━━━━━ Extracted data ━━━━━

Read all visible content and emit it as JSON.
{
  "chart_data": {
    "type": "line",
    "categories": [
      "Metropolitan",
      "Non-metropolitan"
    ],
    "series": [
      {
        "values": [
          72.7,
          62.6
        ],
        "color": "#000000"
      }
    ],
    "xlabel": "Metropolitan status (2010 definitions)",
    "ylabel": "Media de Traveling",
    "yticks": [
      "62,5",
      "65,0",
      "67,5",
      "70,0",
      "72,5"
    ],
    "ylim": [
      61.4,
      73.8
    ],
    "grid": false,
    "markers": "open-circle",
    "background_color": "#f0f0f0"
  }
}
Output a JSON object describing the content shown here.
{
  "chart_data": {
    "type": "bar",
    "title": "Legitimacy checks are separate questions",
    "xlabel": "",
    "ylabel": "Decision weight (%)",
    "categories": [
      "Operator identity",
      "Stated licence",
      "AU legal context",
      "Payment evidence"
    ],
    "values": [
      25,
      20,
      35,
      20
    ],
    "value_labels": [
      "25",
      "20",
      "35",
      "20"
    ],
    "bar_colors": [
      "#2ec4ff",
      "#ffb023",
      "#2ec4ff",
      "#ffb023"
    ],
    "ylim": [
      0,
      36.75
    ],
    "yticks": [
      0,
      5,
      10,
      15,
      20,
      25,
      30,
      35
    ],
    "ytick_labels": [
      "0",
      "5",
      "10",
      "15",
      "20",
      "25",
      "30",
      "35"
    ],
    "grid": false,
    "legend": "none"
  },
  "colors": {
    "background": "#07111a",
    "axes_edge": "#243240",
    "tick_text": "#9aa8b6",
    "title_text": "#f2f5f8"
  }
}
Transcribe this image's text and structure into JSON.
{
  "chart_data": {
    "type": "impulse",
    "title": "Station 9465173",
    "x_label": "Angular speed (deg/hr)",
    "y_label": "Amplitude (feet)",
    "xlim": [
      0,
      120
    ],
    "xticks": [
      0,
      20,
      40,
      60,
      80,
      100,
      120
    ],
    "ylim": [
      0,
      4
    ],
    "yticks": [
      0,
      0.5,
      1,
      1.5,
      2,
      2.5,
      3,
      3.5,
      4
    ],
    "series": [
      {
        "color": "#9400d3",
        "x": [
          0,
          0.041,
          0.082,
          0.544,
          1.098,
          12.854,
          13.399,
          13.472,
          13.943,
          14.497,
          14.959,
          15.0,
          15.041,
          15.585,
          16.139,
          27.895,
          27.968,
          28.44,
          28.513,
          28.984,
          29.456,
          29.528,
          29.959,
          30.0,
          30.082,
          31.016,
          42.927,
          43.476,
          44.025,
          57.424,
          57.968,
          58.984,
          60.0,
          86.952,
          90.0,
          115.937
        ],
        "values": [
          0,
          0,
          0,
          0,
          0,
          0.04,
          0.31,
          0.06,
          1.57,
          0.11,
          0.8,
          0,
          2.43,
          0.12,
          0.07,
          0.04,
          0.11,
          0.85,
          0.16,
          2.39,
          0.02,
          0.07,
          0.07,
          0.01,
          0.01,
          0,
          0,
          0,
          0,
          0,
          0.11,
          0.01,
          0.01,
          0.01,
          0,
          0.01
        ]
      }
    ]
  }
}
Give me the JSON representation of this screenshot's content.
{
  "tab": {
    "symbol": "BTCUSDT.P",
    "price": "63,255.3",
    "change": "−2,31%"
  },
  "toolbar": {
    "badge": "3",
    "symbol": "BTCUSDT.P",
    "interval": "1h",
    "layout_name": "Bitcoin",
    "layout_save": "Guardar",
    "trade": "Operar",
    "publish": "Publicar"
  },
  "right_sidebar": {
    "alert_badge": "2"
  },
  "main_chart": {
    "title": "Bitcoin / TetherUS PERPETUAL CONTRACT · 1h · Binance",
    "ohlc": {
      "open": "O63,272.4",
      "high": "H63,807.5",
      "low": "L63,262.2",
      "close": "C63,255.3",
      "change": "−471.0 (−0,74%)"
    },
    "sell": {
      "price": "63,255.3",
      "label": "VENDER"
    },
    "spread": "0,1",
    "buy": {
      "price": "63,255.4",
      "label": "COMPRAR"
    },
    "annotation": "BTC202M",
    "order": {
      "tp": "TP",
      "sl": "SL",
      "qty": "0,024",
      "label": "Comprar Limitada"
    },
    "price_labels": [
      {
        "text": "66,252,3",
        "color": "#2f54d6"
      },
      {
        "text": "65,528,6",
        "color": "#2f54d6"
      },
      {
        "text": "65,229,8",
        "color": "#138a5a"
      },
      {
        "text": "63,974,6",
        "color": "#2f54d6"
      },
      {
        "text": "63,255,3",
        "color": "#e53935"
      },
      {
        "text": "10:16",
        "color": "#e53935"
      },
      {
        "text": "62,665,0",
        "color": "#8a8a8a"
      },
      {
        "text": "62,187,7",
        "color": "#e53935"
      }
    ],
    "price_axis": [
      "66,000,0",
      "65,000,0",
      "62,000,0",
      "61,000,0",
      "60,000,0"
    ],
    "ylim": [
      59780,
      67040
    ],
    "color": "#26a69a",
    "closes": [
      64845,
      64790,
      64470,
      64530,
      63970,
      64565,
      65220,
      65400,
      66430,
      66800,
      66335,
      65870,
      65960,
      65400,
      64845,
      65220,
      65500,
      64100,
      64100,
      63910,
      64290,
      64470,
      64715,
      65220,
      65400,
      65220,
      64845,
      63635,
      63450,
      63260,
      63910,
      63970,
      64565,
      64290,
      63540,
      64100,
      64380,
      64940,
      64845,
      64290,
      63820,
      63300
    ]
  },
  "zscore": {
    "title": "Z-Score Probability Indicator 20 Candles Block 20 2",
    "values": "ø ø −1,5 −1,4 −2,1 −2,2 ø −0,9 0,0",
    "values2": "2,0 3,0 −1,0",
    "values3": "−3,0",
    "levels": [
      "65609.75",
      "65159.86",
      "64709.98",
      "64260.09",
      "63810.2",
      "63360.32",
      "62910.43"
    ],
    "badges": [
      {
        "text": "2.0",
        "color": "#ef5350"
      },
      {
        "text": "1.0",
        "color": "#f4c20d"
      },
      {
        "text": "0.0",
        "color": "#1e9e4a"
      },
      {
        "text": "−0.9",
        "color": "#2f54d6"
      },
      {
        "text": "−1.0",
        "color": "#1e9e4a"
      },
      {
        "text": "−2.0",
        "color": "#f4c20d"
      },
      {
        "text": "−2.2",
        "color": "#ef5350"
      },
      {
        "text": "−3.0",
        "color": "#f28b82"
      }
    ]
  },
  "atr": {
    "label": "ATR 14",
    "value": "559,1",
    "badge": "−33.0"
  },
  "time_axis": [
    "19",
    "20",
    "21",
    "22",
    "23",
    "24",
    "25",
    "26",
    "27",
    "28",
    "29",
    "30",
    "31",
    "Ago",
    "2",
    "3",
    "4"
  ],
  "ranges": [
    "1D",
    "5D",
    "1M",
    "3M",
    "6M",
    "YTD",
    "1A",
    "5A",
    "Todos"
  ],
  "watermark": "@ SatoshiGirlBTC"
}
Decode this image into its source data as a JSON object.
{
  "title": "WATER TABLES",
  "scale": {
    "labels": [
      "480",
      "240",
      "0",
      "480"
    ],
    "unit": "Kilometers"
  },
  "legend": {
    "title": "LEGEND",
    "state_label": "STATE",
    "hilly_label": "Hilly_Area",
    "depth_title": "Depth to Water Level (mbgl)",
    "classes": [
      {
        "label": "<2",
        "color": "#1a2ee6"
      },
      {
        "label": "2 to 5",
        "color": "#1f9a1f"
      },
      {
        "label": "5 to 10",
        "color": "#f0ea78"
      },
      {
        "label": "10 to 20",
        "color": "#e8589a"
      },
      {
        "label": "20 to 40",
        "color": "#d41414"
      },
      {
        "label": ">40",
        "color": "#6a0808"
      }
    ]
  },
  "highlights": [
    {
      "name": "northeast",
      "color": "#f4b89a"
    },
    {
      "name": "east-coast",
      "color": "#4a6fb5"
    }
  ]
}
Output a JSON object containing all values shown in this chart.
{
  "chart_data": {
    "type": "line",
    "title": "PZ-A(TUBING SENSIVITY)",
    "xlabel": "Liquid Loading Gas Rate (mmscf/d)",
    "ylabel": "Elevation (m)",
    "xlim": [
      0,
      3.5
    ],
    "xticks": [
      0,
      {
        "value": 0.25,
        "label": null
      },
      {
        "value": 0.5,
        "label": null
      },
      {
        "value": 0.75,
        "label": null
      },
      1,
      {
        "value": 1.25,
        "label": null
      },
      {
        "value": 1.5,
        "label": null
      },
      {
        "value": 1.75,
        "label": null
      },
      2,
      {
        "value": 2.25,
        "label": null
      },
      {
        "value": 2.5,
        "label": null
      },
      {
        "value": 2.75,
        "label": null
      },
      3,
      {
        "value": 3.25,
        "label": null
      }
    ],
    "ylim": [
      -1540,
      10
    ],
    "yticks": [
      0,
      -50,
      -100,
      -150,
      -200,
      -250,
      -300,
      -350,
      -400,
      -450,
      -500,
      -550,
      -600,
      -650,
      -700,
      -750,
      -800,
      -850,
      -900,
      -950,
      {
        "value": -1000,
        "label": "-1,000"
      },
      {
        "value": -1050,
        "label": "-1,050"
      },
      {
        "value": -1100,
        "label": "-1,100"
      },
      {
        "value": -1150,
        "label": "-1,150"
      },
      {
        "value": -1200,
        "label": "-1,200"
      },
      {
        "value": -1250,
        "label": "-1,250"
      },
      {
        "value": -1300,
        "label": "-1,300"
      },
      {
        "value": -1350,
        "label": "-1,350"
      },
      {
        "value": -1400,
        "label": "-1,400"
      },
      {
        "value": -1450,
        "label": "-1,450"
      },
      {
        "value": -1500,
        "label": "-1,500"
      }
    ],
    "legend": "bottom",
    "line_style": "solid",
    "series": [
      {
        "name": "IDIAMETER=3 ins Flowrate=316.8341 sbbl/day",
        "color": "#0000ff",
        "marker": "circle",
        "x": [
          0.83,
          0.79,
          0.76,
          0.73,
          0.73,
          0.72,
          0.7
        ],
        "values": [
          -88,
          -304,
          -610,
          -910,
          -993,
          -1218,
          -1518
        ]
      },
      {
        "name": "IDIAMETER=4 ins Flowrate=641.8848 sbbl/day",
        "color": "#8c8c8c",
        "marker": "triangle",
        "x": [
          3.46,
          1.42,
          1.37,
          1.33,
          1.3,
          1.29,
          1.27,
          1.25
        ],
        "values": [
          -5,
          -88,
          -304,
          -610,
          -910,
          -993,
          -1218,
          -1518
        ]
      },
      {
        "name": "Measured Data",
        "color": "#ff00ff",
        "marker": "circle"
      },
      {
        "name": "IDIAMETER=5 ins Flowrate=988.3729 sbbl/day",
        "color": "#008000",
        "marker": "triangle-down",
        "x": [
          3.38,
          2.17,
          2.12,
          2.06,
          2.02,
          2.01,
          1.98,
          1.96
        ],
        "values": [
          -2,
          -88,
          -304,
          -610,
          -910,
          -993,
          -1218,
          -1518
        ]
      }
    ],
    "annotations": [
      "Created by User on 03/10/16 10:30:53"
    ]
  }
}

━━━━━

# Exercise description:
Wherever the word "Bitcoin" occurs in a line of the listing, copy that line.

# Task answer:
    "layout_name": "Bitcoin",
    "title": "Bitcoin / TetherUS PERPETUAL CONTRACT · 1h · Binance",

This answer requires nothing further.